_INPUT ROWS:_
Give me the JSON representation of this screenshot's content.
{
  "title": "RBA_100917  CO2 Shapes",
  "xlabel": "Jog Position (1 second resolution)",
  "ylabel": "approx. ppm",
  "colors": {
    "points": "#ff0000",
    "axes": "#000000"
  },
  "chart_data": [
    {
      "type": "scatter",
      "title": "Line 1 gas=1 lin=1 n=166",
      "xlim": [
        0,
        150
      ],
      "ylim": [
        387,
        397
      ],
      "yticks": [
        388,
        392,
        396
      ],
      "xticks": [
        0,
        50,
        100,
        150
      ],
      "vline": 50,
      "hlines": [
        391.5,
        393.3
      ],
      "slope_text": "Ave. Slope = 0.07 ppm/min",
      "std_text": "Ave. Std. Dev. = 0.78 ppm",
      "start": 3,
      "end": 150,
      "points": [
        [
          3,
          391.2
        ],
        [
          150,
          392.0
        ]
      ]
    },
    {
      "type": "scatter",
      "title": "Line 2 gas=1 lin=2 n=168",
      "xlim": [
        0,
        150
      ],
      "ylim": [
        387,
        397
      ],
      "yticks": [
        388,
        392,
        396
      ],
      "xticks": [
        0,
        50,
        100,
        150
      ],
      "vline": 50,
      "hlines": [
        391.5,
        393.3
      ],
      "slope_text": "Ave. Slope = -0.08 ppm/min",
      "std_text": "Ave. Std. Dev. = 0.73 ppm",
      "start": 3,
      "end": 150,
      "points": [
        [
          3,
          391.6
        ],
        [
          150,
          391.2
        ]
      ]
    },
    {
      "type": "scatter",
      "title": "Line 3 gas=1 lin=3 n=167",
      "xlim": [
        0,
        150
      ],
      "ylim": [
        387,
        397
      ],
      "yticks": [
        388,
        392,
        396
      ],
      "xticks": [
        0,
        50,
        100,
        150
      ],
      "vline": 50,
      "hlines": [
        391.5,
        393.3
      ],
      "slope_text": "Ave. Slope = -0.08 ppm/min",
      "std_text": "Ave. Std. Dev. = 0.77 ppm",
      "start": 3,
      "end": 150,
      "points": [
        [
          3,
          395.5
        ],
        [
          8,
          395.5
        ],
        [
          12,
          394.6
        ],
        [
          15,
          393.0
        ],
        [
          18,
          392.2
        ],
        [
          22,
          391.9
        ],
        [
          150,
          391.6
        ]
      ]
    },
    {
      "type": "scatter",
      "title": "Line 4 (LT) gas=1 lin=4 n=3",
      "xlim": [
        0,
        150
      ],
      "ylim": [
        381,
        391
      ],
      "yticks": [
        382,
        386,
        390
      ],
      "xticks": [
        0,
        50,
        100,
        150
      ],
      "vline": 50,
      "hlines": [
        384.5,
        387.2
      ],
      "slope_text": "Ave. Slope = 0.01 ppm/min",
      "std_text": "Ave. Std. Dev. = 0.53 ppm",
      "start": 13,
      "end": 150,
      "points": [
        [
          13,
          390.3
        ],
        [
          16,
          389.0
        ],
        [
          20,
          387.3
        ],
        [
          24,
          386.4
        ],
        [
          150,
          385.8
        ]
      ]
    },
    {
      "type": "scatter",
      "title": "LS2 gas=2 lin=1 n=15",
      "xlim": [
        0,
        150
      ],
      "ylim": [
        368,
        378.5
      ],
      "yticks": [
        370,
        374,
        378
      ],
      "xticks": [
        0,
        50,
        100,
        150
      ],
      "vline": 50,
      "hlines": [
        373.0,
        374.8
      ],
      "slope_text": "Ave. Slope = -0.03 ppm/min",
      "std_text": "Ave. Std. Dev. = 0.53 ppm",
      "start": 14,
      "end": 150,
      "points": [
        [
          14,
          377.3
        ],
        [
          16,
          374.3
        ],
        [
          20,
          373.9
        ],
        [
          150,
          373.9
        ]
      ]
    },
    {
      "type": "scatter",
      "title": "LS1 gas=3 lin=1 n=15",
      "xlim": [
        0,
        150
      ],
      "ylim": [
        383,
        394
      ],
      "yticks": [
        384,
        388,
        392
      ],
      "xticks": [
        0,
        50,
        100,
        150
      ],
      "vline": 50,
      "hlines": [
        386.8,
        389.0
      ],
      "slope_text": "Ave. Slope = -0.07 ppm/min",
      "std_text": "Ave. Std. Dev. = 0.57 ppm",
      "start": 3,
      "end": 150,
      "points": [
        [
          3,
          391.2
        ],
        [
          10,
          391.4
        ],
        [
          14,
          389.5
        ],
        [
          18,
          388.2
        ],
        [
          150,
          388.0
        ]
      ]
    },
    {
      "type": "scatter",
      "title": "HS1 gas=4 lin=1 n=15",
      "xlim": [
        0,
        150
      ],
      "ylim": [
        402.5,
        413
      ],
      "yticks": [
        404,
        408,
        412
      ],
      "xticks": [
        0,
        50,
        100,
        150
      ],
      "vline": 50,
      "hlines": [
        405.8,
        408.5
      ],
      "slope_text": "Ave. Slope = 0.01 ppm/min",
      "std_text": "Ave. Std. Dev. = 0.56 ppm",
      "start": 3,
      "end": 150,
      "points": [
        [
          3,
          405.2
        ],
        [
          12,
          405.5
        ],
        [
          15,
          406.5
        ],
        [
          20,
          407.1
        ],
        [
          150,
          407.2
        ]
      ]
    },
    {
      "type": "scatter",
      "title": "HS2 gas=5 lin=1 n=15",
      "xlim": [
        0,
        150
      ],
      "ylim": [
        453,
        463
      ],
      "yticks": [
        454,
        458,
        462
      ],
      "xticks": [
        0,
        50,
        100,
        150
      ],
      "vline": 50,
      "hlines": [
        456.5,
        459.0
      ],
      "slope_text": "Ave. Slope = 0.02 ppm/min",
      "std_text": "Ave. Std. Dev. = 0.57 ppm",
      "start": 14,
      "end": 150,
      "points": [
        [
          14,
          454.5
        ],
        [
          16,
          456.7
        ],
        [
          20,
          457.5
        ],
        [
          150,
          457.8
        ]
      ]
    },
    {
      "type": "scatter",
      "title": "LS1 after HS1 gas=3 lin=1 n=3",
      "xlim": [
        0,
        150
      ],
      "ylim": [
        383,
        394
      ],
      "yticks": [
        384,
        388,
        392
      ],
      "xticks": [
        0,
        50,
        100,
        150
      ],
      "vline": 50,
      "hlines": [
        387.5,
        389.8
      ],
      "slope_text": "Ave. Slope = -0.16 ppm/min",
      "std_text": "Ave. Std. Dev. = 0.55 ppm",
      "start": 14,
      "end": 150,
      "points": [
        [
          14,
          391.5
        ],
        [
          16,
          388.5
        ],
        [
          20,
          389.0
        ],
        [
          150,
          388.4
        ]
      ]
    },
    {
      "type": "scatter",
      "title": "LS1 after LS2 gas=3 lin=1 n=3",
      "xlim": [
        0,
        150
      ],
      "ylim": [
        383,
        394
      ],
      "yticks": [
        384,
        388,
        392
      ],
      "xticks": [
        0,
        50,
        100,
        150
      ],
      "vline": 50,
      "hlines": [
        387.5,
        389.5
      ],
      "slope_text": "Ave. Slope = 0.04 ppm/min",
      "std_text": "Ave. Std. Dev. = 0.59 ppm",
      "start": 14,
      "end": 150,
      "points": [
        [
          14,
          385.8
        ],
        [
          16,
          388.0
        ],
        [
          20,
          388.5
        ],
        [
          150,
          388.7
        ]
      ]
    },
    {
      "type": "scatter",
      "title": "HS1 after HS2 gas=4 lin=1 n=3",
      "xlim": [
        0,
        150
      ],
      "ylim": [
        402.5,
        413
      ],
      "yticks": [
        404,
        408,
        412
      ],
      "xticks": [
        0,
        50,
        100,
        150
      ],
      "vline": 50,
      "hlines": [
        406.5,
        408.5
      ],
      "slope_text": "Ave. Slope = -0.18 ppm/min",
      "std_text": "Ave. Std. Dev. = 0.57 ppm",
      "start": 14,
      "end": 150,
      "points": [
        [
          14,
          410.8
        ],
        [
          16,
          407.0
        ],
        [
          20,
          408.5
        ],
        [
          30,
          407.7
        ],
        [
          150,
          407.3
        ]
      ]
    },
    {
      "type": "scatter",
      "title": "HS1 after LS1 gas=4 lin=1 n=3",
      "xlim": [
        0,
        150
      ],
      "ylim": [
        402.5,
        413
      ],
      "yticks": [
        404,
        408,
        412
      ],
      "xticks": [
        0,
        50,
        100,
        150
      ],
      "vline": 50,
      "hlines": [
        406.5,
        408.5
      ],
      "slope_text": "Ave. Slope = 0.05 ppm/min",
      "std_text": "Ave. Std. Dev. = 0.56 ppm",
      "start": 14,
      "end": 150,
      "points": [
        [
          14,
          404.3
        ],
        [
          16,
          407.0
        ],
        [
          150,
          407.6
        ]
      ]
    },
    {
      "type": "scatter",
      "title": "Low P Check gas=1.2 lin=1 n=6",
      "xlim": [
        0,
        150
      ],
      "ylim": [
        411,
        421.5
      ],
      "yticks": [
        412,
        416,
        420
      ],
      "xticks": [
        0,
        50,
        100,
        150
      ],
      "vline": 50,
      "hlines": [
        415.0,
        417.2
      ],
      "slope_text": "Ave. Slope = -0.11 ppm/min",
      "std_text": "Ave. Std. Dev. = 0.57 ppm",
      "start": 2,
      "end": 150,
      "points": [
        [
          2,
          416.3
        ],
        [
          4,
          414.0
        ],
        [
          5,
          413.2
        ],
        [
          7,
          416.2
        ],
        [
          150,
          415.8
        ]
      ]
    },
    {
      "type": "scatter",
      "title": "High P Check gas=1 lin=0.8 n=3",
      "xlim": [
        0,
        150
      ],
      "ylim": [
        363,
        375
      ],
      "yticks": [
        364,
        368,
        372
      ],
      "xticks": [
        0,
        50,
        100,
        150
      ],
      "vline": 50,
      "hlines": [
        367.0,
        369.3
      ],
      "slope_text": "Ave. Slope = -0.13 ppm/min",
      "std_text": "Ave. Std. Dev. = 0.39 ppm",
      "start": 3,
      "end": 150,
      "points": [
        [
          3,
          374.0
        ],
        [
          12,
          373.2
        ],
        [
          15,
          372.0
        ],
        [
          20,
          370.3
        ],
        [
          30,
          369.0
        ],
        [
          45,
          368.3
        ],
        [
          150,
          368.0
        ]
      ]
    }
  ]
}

_STATED PROBLEM:_
Which lines hold the word "after"? Show each one.

_WORKED ANSWER:_
      "title": "LS1 after HS1 gas=3 lin=1 n=3",
      "title": "LS1 after LS2 gas=3 lin=1 n=3",
      "title": "HS1 after HS2 gas=4 lin=1 n=3",
      "title": "HS1 after LS1 gas=4 lin=1 n=3",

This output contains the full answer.